-- Begin Extracted data --

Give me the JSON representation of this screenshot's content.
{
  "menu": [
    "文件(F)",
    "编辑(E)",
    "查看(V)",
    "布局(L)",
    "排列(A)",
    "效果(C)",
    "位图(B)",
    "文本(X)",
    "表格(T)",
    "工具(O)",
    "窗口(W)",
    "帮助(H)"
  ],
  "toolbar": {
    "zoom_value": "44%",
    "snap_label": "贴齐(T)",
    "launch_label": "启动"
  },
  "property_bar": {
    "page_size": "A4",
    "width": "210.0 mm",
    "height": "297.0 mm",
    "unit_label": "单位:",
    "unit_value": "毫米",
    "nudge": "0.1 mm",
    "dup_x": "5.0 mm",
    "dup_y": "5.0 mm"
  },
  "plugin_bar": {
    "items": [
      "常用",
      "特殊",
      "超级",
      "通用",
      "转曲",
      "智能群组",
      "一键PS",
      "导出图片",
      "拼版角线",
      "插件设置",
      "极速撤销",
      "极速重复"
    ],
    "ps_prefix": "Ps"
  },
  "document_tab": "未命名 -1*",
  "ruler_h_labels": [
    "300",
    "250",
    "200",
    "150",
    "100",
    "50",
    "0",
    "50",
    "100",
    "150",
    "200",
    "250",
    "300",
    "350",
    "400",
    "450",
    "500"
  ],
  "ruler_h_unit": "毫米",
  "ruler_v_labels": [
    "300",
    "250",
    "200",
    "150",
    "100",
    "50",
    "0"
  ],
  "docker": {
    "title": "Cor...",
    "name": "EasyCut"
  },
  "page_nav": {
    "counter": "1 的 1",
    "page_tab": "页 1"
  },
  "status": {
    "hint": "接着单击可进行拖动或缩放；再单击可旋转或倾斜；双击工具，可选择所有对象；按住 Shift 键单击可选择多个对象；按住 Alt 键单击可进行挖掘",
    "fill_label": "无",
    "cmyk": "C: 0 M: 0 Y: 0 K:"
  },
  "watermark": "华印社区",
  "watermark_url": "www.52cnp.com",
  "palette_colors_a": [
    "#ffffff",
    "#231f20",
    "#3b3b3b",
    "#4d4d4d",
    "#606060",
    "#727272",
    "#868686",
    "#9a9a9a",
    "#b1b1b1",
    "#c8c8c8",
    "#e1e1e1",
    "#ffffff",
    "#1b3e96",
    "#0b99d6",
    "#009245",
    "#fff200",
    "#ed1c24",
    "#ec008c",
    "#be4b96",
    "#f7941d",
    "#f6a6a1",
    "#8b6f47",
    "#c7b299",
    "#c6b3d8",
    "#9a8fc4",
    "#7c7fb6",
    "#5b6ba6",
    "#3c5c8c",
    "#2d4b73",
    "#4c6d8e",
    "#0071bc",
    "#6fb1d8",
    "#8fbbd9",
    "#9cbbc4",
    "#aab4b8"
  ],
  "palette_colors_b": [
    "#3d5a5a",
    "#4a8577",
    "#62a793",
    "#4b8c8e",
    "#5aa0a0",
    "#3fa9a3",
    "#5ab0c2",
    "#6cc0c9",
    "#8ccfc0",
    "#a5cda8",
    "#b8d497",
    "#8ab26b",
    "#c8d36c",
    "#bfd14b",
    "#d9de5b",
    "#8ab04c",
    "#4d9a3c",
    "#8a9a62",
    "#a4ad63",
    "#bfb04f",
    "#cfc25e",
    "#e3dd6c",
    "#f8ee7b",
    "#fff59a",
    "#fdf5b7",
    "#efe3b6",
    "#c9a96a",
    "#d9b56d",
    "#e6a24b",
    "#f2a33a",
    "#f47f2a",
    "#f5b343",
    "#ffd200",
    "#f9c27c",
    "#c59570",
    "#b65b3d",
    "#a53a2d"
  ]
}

-- End Extracted data --

• [Job] Write out the entries in full, exactly as given.

• [Result of this task]
Give me the JSON representation of this screenshot's content.
{
  "menu": [
    "文件(F)",
    "编辑(E)",
    "查看(V)",
    "布局(L)",
    "排列(A)",
    "效果(C)",
    "位图(B)",
    "文本(X)",
    "表格(T)",
    "工具(O)",
    "窗口(W)",
    "帮助(H)"
  ],
  "toolbar": {
    "zoom_value": "44%",
    "snap_label": "贴齐(T)",
    "launch_label": "启动"
  },
  "property_bar": {
    "page_size": "A4",
    "width": "210.0 mm",
    "height": "297.0 mm",
    "unit_label": "单位:",
    "unit_value": "毫米",
    "nudge": "0.1 mm",
    "dup_x": "5.0 mm",
    "dup_y": "5.0 mm"
  },
  "plugin_bar": {
    "items": [
      "常用",
      "特殊",
      "超级",
      "通用",
      "转曲",
      "智能群组",
      "一键PS",
      "导出图片",
      "拼版角线",
      "插件设置",
      "极速撤销",
      "极速重复"
    ],
    "ps_prefix": "Ps"
  },
  "document_tab": "未命名 -1*",
  "ruler_h_labels": [
    "300",
    "250",
    "200",
    "150",
    "100",
    "50",
    "0",
    "50",
    "100",
    "150",
    "200",
    "250",
    "300",
    "350",
    "400",
    "450",
    "500"
  ],
  "ruler_h_unit": "毫米",
  "ruler_v_labels": [
    "300",
    "250",
    "200",
    "150",
    "100",
    "50",
    "0"
  ],
  "docker": {
    "title": "Cor...",
    "name": "EasyCut"
  },
  "page_nav": {
    "counter": "1 的 1",
    "page_tab": "页 1"
  },
  "status": {
    "hint": "接着单击可进行拖动或缩放；再单击可旋转或倾斜；双击工具，可选择所有对象；按住 Shift 键单击可选择多个对象；按住 Alt 键单击可进行挖掘",
    "fill_label": "无",
    "cmyk": "C: 0 M: 0 Y: 0 K:"
  },
  "watermark": "华印社区",
  "watermark_url": "www.52cnp.com",
  "palette_colors_a": [
    "#ffffff",
    "#231f20",
    "#3b3b3b",
    "#4d4d4d",
    "#606060",
    "#727272",
    "#868686",
    "#9a9a9a",
    "#b1b1b1",
    "#c8c8c8",
    "#e1e1e1",
    "#ffffff",
    "#1b3e96",
    "#0b99d6",
    "#009245",
    "#fff200",
    "#ed1c24",
    "#ec008c",
    "#be4b96",
    "#f7941d",
    "#f6a6a1",
    "#8b6f47",
    "#c7b299",
    "#c6b3d8",
    "#9a8fc4",
    "#7c7fb6",
    "#5b6ba6",
    "#3c5c8c",
    "#2d4b73",
    "#4c6d8e",
    "#0071bc",
    "#6fb1d8",
    "#8fbbd9",
    "#9cbbc4",
    "#aab4b8"
  ],
  "palette_colors_b": [
    "#3d5a5a",
    "#4a8577",
    "#62a793",
    "#4b8c8e",
    "#5aa0a0",
    "#3fa9a3",
    "#5ab0c2",
    "#6cc0c9",
    "#8ccfc0",
    "#a5cda8",
    "#b8d497",
    "#8ab26b",
    "#c8d36c",
    "#bfd14b",
    "#d9de5b",
    "#8ab04c",
    "#4d9a3c",
    "#8a9a62",
    "#a4ad63",
    "#bfb04f",
    "#cfc25e",
    "#e3dd6c",
    "#f8ee7b",
    "#fff59a",
    "#fdf5b7",
    "#efe3b6",
    "#c9a96a",
    "#d9b56d",
    "#e6a24b",
    "#f2a33a",
    "#f47f2a",
    "#f5b343",
    "#ffd200",
    "#f9c27c",
    "#c59570",
    "#b65b3d",
    "#a53a2d"
  ]
}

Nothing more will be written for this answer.